Records for this task -
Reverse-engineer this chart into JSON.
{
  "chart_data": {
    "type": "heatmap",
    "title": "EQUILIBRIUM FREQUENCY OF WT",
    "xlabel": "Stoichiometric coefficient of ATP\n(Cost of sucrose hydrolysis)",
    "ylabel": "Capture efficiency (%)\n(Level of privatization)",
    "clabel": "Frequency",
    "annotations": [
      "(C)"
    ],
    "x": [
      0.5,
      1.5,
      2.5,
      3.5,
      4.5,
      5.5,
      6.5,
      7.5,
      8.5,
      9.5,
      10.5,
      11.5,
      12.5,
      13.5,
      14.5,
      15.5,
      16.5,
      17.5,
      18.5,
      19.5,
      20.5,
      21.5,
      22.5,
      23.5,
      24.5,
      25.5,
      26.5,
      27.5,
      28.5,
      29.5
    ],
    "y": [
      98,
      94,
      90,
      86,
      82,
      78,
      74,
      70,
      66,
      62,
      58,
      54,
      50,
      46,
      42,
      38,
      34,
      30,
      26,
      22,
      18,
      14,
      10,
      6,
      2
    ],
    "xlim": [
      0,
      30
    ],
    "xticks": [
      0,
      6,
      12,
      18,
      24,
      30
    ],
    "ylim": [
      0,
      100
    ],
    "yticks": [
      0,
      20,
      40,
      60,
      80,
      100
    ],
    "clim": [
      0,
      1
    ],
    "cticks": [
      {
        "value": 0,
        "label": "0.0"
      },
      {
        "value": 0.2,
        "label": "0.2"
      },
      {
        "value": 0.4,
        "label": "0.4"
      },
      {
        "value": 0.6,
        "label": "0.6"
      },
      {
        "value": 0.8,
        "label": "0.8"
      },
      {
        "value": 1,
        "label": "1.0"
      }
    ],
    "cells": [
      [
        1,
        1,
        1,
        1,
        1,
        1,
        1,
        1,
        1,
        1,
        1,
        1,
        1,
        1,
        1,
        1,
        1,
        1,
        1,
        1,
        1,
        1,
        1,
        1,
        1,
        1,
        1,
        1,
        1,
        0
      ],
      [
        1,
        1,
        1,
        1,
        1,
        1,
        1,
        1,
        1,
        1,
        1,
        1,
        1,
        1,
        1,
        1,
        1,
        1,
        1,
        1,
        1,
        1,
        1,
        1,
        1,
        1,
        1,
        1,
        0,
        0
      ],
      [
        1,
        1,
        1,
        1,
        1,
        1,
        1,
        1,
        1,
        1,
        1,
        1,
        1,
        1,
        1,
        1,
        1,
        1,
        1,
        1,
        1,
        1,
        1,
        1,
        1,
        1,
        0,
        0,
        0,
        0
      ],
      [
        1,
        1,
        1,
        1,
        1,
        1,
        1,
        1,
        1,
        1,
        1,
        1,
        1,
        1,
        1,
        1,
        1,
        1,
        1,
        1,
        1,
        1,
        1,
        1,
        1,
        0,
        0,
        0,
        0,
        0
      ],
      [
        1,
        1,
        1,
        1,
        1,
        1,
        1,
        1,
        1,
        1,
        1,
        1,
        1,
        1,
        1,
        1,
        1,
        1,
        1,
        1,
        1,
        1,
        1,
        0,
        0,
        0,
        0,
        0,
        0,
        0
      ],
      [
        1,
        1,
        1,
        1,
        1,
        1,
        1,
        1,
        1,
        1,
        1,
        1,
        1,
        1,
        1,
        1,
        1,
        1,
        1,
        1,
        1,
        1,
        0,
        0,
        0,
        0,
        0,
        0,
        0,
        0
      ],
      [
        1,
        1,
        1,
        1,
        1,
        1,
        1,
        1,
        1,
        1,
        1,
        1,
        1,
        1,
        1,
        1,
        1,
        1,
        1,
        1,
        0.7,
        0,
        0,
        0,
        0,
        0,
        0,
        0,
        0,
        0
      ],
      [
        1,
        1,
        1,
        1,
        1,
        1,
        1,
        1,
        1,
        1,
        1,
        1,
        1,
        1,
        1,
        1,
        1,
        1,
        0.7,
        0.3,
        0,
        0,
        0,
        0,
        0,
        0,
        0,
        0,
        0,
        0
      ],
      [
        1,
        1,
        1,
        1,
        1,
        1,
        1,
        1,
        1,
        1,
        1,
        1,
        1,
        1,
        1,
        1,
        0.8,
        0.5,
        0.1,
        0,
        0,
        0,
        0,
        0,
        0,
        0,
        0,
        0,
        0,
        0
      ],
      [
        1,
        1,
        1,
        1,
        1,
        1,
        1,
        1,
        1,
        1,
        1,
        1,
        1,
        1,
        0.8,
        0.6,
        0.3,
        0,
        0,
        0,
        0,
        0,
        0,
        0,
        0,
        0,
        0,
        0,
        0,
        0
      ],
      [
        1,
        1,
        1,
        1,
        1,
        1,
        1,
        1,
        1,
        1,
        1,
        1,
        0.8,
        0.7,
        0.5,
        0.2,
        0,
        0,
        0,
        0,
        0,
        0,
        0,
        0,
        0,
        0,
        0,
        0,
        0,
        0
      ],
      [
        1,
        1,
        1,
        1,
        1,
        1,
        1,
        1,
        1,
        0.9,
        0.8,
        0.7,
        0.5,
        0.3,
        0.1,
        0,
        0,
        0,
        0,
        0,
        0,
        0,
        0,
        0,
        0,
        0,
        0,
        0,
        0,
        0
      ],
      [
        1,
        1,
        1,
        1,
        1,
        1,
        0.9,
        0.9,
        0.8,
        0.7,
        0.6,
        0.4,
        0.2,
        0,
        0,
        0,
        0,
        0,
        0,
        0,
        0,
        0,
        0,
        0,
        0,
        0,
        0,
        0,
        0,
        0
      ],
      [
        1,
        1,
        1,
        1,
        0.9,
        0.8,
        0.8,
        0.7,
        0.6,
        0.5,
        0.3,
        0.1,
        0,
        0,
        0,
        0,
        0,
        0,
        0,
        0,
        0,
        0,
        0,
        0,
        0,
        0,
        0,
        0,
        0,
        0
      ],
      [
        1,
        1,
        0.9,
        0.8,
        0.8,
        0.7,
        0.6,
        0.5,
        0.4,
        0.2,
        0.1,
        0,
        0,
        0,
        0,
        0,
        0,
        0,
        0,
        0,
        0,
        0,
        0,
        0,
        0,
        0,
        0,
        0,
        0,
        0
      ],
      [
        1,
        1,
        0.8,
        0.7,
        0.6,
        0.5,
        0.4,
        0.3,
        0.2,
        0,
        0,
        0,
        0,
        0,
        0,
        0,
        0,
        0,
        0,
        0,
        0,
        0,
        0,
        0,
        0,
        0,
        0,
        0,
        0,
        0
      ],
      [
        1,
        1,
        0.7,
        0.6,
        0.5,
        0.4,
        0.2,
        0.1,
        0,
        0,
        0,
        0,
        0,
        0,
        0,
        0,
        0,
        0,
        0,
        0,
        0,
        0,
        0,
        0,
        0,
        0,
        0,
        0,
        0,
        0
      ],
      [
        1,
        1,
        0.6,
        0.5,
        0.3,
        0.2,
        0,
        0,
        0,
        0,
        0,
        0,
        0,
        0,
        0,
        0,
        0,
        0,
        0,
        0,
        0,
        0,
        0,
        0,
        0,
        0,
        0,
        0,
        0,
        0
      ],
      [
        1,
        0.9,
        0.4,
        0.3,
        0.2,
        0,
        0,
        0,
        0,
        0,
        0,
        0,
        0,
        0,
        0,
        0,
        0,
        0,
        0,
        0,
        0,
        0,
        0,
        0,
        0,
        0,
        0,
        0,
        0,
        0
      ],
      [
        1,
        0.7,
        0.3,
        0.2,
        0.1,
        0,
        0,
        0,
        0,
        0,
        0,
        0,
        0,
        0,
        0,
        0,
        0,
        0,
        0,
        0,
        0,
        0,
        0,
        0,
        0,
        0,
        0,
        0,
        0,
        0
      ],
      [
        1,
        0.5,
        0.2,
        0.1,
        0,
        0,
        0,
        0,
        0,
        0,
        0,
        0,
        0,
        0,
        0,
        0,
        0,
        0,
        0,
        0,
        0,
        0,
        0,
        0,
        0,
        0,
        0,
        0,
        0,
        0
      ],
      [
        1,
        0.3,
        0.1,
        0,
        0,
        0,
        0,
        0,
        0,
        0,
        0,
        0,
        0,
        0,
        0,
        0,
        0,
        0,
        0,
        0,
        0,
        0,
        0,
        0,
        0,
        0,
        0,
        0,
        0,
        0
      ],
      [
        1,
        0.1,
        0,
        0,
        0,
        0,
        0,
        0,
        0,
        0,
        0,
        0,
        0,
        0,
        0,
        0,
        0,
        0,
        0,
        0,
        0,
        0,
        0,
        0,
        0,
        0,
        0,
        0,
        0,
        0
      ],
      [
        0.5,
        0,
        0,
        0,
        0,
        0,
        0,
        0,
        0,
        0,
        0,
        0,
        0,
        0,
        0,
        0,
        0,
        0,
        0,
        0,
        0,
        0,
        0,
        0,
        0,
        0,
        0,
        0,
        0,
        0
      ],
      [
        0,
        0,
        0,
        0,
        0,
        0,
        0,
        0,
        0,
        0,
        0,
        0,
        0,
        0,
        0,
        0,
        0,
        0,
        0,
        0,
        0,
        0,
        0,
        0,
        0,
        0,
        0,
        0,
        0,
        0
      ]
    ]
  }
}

Set problem - Locate and copy each line in the data above that includes the word "value".

Result of the task -
        "value": 0,
        "value": 0.2,
        "value": 0.4,
        "value": 0.6,
        "value": 0.8,
        "value": 1,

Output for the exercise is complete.